Problem to work on:
Transcribe the material below exactly as it appears.
>> start
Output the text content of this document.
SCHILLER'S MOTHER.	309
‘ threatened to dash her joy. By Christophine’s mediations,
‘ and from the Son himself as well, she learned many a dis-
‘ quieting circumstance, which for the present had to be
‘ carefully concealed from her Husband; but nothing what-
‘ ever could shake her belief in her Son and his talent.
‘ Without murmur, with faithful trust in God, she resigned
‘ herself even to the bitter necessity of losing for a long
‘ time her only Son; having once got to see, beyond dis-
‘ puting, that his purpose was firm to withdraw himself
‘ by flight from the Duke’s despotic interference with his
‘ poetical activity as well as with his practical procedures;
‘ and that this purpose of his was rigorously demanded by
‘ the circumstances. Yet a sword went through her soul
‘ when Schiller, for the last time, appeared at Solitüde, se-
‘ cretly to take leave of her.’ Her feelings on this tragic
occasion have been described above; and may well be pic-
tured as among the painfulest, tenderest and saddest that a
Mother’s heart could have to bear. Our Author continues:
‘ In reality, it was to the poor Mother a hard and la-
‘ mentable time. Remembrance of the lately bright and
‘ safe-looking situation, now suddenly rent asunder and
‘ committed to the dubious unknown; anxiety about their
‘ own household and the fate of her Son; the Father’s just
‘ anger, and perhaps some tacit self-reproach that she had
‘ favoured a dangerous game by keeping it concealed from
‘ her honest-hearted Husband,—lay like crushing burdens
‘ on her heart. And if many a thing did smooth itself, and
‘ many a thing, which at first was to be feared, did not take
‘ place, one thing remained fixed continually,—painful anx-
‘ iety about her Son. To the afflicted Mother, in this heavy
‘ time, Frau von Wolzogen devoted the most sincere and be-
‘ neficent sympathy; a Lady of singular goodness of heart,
>> end
Exercise response:
Output the text content of this document.
SCHILLER'S MOTHER.	309
‘ threatened to dash her joy. By Christophine’s mediations,
‘ and from the Son himself as well, she learned many a dis-
‘ quieting circumstance, which for the present had to be
‘ carefully concealed from her Husband; but nothing what-
‘ ever could shake her belief in her Son and his talent.
‘ Without murmur, with faithful trust in God, she resigned
‘ herself even to the bitter necessity of losing for a long
‘ time her only Son; having once got to see, beyond dis-
‘ puting, that his purpose was firm to withdraw himself
‘ by flight from the Duke’s despotic interference with his
‘ poetical activity as well as with his practical procedures;
‘ and that this purpose of his was rigorously demanded by
‘ the circumstances. Yet a sword went through her soul
‘ when Schiller, for the last time, appeared at Solitüde, se-
‘ cretly to take leave of her.’ Her feelings on this tragic
occasion have been described above; and may well be pic-
tured as among the painfulest, tenderest and saddest that a
Mother’s heart could have to bear. Our Author continues:
‘ In reality, it was to the poor Mother a hard and la-
‘ mentable time. Remembrance of the lately bright and
‘ safe-looking situation, now suddenly rent asunder and
‘ committed to the dubious unknown; anxiety about their
‘ own household and the fate of her Son; the Father’s just
‘ anger, and perhaps some tacit self-reproach that she had
‘ favoured a dangerous game by keeping it concealed from
‘ her honest-hearted Husband,—lay like crushing burdens
‘ on her heart. And if many a thing did smooth itself, and
‘ many a thing, which at first was to be feared, did not take
‘ place, one thing remained fixed continually,—painful anx-
‘ iety about her Son. To the afflicted Mother, in this heavy
‘ time, Frau von Wolzogen devoted the most sincere and be-
‘ neficent sympathy; a Lady of singular goodness of heart,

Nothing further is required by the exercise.